Items from a dataset:
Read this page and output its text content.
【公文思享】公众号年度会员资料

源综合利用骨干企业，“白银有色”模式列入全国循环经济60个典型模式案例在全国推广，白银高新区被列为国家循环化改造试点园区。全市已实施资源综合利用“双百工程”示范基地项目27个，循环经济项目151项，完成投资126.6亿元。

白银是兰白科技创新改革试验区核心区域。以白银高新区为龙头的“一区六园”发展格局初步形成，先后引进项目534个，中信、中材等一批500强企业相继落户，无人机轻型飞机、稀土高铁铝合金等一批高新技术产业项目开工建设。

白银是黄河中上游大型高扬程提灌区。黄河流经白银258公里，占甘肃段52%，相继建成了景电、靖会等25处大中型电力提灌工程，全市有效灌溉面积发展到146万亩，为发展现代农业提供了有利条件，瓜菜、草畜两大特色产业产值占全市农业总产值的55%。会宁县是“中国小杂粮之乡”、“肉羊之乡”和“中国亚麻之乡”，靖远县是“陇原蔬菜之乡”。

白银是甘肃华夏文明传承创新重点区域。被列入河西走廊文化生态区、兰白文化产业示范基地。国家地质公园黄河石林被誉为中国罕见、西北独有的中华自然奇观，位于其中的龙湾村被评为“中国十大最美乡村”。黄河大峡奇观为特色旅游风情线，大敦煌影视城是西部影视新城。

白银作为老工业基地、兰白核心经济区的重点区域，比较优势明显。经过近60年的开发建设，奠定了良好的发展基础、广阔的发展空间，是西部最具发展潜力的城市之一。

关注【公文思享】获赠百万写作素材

Job:
Reproduce all of the material above word for word.

Answer to the task:
Read this page and output its text content.
【公文思享】公众号年度会员资料

源综合利用骨干企业，“白银有色”模式列入全国循环经济60个典型模式案例在全国推广，白银高新区被列为国家循环化改造试点园区。全市已实施资源综合利用“双百工程”示范基地项目27个，循环经济项目151项，完成投资126.6亿元。

白银是兰白科技创新改革试验区核心区域。以白银高新区为龙头的“一区六园”发展格局初步形成，先后引进项目534个，中信、中材等一批500强企业相继落户，无人机轻型飞机、稀土高铁铝合金等一批高新技术产业项目开工建设。

白银是黄河中上游大型高扬程提灌区。黄河流经白银258公里，占甘肃段52%，相继建成了景电、靖会等25处大中型电力提灌工程，全市有效灌溉面积发展到146万亩，为发展现代农业提供了有利条件，瓜菜、草畜两大特色产业产值占全市农业总产值的55%。会宁县是“中国小杂粮之乡”、“肉羊之乡”和“中国亚麻之乡”，靖远县是“陇原蔬菜之乡”。

白银是甘肃华夏文明传承创新重点区域。被列入河西走廊文化生态区、兰白文化产业示范基地。国家地质公园黄河石林被誉为中国罕见、西北独有的中华自然奇观，位于其中的龙湾村被评为“中国十大最美乡村”。黄河大峡奇观为特色旅游风情线，大敦煌影视城是西部影视新城。

白银作为老工业基地、兰白核心经济区的重点区域，比较优势明显。经过近60年的开发建设，奠定了良好的发展基础、广阔的发展空间，是西部最具发展潜力的城市之一。

关注【公文思享】获赠百万写作素材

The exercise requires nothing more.